AIM OF THE EXERCISE
Below is a block of records. Copy every line in it that contains the word "ylabel".

Records about charts and figures
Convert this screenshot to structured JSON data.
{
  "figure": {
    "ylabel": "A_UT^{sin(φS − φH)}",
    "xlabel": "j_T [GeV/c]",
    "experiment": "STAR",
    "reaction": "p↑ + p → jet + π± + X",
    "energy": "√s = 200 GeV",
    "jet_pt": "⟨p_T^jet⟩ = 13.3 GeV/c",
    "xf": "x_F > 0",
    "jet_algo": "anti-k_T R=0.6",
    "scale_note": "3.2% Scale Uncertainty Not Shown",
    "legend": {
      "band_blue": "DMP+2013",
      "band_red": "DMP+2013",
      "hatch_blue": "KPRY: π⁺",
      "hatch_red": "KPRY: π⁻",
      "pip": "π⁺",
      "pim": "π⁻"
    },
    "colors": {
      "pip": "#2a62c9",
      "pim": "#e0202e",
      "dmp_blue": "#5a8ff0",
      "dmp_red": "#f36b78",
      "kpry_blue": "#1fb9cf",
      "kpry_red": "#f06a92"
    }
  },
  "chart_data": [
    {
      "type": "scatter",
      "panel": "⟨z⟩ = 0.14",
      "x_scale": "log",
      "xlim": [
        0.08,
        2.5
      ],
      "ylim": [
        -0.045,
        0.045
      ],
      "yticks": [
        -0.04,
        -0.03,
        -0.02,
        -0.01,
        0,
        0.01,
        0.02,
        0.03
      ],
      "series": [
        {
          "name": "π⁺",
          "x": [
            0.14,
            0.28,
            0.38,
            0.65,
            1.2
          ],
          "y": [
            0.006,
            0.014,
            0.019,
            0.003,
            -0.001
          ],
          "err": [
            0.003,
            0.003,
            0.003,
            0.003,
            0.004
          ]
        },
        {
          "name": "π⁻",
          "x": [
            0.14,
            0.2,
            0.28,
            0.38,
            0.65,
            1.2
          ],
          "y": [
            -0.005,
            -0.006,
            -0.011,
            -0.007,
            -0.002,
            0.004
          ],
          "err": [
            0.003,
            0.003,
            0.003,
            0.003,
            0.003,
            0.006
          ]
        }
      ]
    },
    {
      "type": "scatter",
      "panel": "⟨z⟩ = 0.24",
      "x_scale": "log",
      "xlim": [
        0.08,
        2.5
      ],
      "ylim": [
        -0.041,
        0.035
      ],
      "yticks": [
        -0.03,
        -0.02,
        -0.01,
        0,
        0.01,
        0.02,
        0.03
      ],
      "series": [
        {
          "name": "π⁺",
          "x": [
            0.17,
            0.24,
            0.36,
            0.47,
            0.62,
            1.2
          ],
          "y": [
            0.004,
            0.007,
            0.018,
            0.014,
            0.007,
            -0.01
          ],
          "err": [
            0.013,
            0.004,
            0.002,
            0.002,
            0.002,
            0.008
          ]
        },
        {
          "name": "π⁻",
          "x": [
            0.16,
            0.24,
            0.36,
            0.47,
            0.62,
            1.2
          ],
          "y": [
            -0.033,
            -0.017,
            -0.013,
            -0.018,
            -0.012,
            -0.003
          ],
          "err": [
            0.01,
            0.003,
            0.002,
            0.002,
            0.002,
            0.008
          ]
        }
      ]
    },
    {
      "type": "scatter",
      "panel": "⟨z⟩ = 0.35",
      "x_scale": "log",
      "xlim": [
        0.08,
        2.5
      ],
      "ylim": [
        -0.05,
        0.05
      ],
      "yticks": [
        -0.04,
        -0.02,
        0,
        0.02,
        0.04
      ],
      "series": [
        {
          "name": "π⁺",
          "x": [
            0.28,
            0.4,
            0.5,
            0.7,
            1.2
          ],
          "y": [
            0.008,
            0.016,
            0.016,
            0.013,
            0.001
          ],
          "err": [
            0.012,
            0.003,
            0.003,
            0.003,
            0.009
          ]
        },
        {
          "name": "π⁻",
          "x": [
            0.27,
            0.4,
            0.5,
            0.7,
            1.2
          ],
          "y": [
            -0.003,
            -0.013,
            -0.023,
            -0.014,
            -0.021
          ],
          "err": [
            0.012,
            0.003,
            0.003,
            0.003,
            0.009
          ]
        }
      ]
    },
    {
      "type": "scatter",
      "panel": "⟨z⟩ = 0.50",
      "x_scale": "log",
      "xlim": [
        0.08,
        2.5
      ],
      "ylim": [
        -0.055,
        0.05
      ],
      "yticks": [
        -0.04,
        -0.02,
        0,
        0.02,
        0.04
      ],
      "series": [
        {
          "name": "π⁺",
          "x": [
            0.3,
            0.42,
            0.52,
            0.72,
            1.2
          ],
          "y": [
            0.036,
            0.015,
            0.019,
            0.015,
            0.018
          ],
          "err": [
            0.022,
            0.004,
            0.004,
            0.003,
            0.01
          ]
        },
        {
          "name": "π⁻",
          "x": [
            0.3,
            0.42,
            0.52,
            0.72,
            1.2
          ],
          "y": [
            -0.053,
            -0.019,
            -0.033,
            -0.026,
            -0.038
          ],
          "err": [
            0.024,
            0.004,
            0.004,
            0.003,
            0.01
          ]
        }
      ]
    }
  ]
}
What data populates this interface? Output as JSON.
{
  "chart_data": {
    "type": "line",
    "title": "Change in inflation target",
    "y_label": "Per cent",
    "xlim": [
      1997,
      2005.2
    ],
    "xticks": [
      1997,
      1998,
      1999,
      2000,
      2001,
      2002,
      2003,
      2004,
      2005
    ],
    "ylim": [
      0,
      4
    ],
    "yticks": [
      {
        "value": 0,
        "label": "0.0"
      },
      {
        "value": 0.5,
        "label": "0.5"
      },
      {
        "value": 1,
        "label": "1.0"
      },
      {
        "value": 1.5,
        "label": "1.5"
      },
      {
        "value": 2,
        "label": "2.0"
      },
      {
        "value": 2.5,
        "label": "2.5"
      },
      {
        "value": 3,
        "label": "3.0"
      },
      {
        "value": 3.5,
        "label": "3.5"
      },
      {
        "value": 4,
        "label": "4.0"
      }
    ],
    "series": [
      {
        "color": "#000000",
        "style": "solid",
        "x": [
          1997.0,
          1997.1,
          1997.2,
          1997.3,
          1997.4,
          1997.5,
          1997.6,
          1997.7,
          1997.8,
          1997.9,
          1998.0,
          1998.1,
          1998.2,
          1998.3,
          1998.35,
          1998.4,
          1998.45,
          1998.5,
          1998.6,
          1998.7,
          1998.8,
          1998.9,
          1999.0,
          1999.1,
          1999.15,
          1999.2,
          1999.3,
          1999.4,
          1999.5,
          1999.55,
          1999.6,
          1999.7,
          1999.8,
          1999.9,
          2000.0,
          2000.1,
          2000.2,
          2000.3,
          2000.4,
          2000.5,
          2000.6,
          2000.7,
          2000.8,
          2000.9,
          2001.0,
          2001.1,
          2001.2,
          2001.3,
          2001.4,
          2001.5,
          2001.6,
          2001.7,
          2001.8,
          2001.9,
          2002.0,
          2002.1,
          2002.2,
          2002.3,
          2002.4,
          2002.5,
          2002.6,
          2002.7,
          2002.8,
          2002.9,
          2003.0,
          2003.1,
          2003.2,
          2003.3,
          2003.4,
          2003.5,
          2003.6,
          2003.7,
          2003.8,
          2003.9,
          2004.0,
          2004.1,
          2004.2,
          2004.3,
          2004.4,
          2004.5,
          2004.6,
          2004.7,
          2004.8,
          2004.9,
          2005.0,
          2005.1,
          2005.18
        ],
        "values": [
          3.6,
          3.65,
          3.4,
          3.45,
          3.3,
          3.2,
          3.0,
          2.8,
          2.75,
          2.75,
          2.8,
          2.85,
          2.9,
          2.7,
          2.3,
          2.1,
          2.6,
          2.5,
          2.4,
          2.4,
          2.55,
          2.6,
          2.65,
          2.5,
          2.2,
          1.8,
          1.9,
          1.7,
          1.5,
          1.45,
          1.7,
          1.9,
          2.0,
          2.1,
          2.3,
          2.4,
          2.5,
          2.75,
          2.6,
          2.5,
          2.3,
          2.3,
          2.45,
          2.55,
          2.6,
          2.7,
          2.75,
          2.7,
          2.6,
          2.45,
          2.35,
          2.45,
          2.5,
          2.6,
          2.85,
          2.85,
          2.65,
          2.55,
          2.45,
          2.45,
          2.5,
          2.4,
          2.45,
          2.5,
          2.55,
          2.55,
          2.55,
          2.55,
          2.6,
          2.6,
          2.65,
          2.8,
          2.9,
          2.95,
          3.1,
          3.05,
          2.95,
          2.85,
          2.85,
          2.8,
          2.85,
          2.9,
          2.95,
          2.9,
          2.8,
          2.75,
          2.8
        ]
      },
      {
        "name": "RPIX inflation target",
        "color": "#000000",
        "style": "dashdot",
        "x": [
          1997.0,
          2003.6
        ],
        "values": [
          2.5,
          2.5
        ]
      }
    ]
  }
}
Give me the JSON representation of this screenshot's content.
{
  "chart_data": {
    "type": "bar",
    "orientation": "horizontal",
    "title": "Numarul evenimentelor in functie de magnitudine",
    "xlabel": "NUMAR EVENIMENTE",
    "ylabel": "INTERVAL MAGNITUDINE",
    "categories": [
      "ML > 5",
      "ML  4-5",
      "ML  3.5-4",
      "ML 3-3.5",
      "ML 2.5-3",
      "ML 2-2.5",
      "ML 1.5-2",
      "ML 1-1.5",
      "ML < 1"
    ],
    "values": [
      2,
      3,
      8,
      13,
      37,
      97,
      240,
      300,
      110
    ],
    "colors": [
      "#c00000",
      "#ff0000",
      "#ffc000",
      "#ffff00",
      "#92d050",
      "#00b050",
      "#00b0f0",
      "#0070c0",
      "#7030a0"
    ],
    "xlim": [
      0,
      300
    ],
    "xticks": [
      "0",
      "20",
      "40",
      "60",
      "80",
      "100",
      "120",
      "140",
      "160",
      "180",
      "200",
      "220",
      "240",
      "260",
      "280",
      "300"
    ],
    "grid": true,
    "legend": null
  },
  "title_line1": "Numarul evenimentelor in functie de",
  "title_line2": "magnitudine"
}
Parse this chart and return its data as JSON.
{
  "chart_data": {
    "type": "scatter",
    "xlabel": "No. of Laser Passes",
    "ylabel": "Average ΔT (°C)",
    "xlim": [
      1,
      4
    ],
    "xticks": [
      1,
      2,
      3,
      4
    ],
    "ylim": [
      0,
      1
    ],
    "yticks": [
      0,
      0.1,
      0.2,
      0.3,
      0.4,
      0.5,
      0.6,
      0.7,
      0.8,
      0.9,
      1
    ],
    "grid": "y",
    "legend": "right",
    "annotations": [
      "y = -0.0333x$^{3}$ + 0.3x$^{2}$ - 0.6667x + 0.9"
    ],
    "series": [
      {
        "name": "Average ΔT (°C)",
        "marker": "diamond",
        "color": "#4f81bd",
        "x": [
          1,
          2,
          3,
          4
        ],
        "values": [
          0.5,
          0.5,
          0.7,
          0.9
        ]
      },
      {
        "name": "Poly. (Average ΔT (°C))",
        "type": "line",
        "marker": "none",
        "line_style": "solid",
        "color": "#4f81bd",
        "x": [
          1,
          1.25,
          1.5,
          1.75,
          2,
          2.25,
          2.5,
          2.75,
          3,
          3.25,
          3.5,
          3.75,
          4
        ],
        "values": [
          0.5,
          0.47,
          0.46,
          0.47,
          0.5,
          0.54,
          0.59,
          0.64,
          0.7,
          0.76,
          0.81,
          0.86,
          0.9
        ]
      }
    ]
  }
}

REPLY
    "ylabel": "A_UT^{sin(φS − φH)}",
    "ylabel": "INTERVAL MAGNITUDINE",
    "ylabel": "Average ΔT (°C)",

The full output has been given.